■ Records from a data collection
════════════════════

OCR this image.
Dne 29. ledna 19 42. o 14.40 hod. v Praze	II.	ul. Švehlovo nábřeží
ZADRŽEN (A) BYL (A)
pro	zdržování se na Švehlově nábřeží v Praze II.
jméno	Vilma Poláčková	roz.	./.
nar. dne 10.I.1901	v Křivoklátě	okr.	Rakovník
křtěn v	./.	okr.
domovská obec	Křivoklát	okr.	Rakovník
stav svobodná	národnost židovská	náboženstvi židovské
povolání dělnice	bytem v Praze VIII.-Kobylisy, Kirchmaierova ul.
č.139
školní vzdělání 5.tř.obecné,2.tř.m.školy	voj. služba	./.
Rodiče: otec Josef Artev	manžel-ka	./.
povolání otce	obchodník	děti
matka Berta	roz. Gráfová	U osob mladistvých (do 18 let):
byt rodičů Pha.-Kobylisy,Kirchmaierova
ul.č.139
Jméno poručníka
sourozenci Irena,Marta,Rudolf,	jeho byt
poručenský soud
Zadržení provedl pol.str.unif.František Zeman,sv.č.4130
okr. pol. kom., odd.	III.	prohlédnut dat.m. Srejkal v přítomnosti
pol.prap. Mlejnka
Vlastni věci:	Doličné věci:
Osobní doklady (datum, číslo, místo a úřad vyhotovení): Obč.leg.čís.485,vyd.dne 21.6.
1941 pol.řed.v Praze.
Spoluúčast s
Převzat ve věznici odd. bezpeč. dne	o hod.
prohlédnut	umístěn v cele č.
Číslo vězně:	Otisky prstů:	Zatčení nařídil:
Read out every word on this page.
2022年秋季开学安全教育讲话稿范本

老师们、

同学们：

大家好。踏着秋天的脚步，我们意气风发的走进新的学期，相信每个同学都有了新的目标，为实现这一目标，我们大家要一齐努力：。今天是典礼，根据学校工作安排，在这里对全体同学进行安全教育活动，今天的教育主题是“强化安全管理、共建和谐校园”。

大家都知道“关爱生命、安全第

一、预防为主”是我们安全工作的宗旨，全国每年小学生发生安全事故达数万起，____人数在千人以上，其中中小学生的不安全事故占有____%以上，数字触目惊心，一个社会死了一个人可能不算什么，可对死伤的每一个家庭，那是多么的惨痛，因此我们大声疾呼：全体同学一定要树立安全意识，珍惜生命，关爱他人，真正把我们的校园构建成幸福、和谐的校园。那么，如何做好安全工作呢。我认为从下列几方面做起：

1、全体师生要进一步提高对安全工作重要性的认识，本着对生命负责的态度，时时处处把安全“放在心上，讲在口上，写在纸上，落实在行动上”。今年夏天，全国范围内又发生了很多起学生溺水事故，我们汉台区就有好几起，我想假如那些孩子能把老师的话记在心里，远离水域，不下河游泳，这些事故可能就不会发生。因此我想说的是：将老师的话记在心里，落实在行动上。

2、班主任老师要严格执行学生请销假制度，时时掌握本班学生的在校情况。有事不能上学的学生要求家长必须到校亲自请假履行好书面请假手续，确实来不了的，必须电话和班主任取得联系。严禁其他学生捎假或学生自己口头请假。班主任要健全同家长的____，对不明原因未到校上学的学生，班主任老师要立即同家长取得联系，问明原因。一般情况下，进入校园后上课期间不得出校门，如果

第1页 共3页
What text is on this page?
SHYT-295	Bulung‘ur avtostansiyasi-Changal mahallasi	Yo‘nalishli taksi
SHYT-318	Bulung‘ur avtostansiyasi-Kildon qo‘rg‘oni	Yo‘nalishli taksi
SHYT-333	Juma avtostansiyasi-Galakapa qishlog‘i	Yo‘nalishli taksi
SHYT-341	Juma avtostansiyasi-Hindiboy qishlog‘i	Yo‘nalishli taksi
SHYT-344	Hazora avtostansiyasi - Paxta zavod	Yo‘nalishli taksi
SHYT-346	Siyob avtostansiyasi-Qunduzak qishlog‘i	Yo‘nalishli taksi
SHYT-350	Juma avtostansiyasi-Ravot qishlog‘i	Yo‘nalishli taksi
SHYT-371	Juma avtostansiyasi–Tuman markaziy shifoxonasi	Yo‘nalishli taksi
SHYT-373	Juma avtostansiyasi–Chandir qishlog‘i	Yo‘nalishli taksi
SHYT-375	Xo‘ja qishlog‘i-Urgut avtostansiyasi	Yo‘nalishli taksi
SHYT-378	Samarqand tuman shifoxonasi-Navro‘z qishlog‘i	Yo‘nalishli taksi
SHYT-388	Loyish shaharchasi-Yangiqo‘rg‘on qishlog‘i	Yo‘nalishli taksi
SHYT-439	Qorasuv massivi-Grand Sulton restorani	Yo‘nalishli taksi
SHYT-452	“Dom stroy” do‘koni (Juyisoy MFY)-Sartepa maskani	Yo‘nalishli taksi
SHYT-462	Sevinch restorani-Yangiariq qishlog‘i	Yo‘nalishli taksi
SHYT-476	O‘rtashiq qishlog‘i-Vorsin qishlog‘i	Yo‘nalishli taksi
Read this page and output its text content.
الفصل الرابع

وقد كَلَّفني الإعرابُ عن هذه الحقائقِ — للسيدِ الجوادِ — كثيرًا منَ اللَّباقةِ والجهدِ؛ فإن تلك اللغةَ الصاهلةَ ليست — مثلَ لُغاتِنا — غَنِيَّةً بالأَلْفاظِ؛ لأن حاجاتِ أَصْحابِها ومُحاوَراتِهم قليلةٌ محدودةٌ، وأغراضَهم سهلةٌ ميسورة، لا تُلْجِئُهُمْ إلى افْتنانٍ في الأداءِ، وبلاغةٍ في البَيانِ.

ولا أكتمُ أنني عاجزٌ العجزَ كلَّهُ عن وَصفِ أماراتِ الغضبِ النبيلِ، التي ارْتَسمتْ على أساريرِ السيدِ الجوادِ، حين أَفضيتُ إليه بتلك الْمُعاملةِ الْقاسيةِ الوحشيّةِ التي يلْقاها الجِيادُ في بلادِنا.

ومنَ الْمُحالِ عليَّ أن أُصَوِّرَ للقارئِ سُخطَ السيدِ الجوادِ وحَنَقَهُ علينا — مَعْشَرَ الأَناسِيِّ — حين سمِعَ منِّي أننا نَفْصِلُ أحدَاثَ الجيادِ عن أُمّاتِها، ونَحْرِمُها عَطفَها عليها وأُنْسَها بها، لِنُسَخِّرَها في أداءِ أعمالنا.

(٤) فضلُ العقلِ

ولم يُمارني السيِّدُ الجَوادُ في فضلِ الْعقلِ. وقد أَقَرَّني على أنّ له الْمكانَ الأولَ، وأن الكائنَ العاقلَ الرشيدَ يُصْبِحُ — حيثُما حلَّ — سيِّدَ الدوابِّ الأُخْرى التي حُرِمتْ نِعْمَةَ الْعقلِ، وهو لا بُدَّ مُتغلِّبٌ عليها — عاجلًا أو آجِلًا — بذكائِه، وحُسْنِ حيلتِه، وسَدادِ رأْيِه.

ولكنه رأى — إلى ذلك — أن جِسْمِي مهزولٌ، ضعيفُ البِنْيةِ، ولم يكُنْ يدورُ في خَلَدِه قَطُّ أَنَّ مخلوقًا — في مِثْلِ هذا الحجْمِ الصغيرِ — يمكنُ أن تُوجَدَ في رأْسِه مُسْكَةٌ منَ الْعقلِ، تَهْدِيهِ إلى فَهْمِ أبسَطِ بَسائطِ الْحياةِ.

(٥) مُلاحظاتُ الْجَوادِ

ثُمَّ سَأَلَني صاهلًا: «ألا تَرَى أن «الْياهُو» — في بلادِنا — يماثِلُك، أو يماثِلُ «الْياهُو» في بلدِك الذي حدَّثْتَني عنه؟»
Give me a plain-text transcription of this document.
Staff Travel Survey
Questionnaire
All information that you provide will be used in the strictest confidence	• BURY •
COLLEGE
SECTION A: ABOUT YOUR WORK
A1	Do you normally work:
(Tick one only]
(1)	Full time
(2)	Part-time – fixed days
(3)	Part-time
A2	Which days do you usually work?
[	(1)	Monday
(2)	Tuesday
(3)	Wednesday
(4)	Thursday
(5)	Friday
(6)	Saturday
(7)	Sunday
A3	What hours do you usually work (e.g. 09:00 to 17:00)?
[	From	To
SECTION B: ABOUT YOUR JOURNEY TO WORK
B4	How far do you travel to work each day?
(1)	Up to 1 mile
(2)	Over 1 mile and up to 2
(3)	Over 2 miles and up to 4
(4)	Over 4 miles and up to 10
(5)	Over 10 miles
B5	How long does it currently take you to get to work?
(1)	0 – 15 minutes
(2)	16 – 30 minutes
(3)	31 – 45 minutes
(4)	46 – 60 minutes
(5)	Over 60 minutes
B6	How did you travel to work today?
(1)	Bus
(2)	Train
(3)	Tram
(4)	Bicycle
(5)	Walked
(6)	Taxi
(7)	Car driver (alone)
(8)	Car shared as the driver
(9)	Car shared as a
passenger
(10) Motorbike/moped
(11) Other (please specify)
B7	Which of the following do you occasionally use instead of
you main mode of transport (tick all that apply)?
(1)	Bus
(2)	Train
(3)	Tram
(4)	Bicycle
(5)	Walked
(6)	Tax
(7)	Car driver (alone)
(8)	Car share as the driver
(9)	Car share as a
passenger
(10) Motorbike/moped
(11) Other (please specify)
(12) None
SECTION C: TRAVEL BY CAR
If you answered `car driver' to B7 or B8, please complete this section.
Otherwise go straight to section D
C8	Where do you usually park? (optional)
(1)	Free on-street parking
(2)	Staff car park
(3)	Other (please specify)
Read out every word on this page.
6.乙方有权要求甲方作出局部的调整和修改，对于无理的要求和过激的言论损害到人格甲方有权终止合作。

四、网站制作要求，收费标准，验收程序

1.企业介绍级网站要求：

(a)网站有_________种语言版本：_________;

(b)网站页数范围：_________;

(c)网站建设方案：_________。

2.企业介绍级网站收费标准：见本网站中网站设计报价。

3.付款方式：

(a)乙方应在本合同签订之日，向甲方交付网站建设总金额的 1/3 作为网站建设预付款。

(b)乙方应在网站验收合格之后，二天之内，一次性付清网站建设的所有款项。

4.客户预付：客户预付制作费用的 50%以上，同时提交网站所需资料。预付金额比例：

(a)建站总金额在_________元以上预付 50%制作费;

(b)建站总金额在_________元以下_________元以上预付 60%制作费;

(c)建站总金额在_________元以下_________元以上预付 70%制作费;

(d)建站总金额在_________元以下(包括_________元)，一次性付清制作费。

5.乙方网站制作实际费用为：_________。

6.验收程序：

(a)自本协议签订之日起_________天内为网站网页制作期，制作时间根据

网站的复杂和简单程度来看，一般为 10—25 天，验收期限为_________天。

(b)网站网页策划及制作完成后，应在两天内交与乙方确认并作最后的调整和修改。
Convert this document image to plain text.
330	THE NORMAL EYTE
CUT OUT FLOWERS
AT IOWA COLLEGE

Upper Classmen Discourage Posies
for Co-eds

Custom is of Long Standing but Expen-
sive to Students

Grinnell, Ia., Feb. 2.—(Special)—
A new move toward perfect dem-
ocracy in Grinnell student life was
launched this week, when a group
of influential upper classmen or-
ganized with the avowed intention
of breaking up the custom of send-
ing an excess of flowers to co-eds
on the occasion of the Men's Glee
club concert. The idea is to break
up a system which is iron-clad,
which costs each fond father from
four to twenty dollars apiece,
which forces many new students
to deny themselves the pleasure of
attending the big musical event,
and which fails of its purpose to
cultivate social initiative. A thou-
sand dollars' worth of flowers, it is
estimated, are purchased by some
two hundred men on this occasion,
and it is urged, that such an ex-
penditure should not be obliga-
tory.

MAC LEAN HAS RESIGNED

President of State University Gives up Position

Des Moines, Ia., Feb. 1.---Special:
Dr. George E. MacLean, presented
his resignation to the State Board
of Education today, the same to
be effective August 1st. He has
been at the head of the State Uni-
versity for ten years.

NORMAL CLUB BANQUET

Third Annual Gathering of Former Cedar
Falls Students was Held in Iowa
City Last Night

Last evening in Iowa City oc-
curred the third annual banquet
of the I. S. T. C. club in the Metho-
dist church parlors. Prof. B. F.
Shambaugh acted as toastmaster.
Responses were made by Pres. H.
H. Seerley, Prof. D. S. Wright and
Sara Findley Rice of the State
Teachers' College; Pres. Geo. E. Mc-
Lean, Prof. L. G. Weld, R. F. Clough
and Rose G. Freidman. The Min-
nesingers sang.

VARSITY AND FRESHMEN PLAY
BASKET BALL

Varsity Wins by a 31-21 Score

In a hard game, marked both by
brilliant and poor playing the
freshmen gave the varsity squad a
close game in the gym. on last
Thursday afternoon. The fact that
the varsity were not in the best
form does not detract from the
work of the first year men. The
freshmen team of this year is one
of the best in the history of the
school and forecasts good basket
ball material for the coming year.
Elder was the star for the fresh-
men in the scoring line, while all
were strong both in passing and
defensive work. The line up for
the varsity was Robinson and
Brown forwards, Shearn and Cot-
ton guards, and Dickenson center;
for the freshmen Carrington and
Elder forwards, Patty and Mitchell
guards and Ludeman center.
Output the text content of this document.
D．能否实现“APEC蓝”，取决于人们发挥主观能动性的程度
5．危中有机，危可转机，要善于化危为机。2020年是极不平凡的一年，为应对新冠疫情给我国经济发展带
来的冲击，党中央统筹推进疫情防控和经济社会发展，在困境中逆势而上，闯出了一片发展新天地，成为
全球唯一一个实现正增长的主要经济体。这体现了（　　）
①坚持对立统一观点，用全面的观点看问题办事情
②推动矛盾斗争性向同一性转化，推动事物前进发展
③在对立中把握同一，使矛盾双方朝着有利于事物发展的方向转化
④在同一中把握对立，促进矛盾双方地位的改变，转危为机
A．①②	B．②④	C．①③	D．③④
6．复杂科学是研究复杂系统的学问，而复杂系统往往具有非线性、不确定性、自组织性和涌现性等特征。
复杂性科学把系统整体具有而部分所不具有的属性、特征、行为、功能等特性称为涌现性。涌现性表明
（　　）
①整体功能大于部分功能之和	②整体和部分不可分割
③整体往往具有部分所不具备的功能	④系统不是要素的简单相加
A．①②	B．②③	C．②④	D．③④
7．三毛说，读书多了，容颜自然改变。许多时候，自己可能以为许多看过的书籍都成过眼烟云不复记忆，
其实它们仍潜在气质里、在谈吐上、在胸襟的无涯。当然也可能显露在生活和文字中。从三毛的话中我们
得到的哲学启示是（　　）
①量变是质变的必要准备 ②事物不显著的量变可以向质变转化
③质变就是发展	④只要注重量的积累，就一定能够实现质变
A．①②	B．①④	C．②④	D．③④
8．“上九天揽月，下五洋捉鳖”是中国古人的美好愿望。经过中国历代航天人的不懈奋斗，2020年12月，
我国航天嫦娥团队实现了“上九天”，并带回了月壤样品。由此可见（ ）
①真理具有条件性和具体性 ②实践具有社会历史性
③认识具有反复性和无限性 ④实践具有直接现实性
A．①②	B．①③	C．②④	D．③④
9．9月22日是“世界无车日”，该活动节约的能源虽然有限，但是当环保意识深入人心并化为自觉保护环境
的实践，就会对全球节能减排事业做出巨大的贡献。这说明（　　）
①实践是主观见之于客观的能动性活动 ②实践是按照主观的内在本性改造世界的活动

════════════════════

Look through the listing above. Pick out each line with "shifoxonasi" and copy it.

■ OUTPUT FOR THIS EXERCISE
SHYT-371	Juma avtostansiyasi–Tuman markaziy shifoxonasi	Yo‘nalishli taksi
SHYT-378	Samarqand tuman shifoxonasi-Navro‘z qishlog‘i	Yo‘nalishli taksi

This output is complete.